Dataset records

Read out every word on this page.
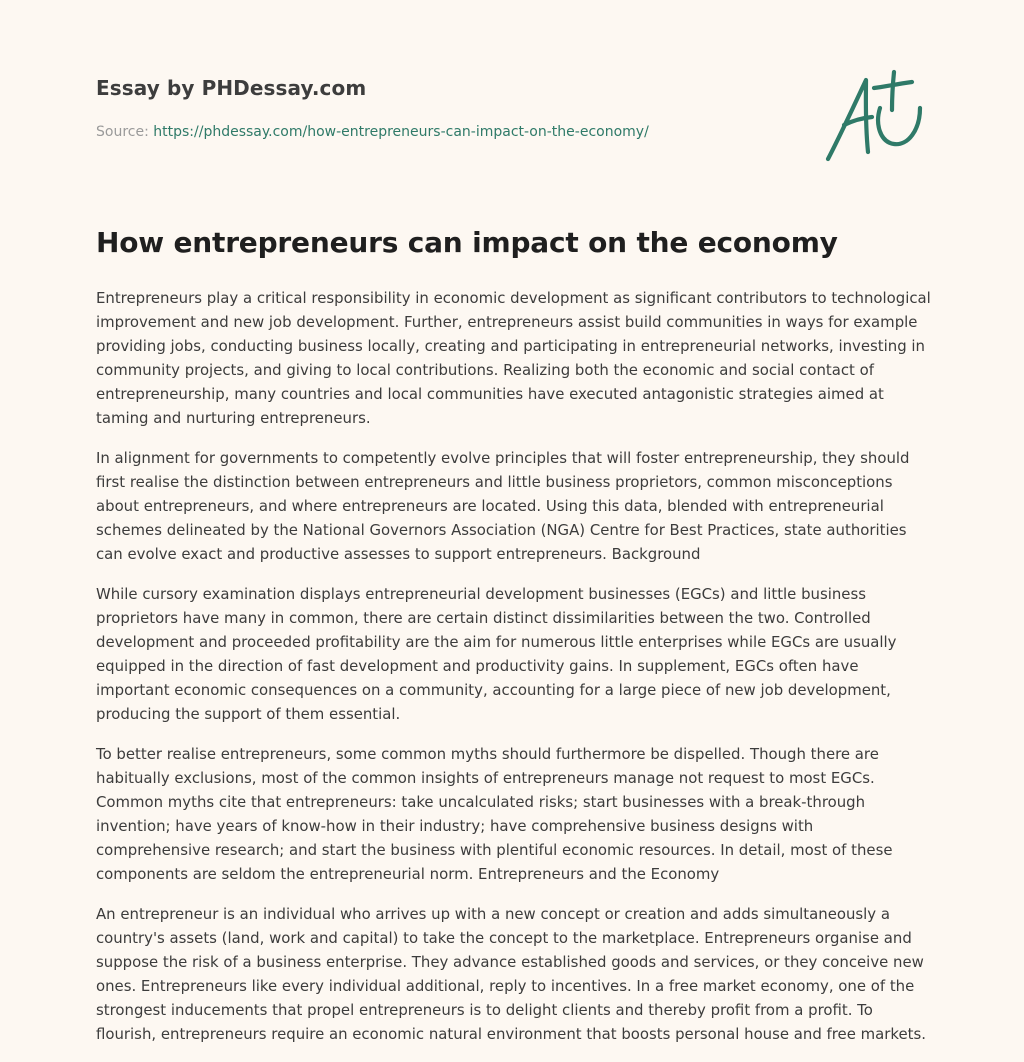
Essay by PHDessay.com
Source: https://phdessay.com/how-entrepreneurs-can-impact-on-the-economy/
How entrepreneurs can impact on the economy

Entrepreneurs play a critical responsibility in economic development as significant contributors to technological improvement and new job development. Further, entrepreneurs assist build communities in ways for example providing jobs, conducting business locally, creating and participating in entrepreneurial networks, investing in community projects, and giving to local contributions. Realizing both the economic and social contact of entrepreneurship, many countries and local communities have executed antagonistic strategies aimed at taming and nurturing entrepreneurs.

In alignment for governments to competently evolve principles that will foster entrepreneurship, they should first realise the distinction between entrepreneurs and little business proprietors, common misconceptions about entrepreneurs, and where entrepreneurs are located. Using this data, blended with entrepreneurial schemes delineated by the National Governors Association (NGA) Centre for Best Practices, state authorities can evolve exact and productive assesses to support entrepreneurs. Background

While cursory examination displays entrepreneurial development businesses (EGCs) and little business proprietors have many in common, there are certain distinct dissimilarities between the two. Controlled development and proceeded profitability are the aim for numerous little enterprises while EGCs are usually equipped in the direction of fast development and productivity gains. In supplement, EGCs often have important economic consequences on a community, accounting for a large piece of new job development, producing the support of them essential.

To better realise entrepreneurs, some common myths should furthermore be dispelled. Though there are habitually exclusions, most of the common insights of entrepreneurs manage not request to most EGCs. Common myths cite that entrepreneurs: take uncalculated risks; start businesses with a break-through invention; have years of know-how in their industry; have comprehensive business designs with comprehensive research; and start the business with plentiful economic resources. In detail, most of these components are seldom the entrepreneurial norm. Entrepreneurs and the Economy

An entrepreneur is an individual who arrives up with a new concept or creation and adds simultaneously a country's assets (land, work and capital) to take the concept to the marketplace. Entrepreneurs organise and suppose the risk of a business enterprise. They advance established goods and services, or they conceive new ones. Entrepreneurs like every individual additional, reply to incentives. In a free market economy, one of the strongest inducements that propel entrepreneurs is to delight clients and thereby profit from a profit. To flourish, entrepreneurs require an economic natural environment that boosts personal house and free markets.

_SET TASK:_
Each record above is to be restated exactly, with its pictures removed from the copy.

_THE REPLY:_
Read out every word on this page.
Essay by PHDessay.com
Source: https://phdessay.com/how-entrepreneurs-can-impact-on-the-economy/
How entrepreneurs can impact on the economy

Entrepreneurs play a critical responsibility in economic development as significant contributors to technological improvement and new job development. Further, entrepreneurs assist build communities in ways for example providing jobs, conducting business locally, creating and participating in entrepreneurial networks, investing in community projects, and giving to local contributions. Realizing both the economic and social contact of entrepreneurship, many countries and local communities have executed antagonistic strategies aimed at taming and nurturing entrepreneurs.

In alignment for governments to competently evolve principles that will foster entrepreneurship, they should first realise the distinction between entrepreneurs and little business proprietors, common misconceptions about entrepreneurs, and where entrepreneurs are located. Using this data, blended with entrepreneurial schemes delineated by the National Governors Association (NGA) Centre for Best Practices, state authorities can evolve exact and productive assesses to support entrepreneurs. Background

While cursory examination displays entrepreneurial development businesses (EGCs) and little business proprietors have many in common, there are certain distinct dissimilarities between the two. Controlled development and proceeded profitability are the aim for numerous little enterprises while EGCs are usually equipped in the direction of fast development and productivity gains. In supplement, EGCs often have important economic consequences on a community, accounting for a large piece of new job development, producing the support of them essential.

To better realise entrepreneurs, some common myths should furthermore be dispelled. Though there are habitually exclusions, most of the common insights of entrepreneurs manage not request to most EGCs. Common myths cite that entrepreneurs: take uncalculated risks; start businesses with a break-through invention; have years of know-how in their industry; have comprehensive business designs with comprehensive research; and start the business with plentiful economic resources. In detail, most of these components are seldom the entrepreneurial norm. Entrepreneurs and the Economy

An entrepreneur is an individual who arrives up with a new concept or creation and adds simultaneously a country's assets (land, work and capital) to take the concept to the marketplace. Entrepreneurs organise and suppose the risk of a business enterprise. They advance established goods and services, or they conceive new ones. Entrepreneurs like every individual additional, reply to incentives. In a free market economy, one of the strongest inducements that propel entrepreneurs is to delight clients and thereby profit from a profit. To flourish, entrepreneurs require an economic natural environment that boosts personal house and free markets.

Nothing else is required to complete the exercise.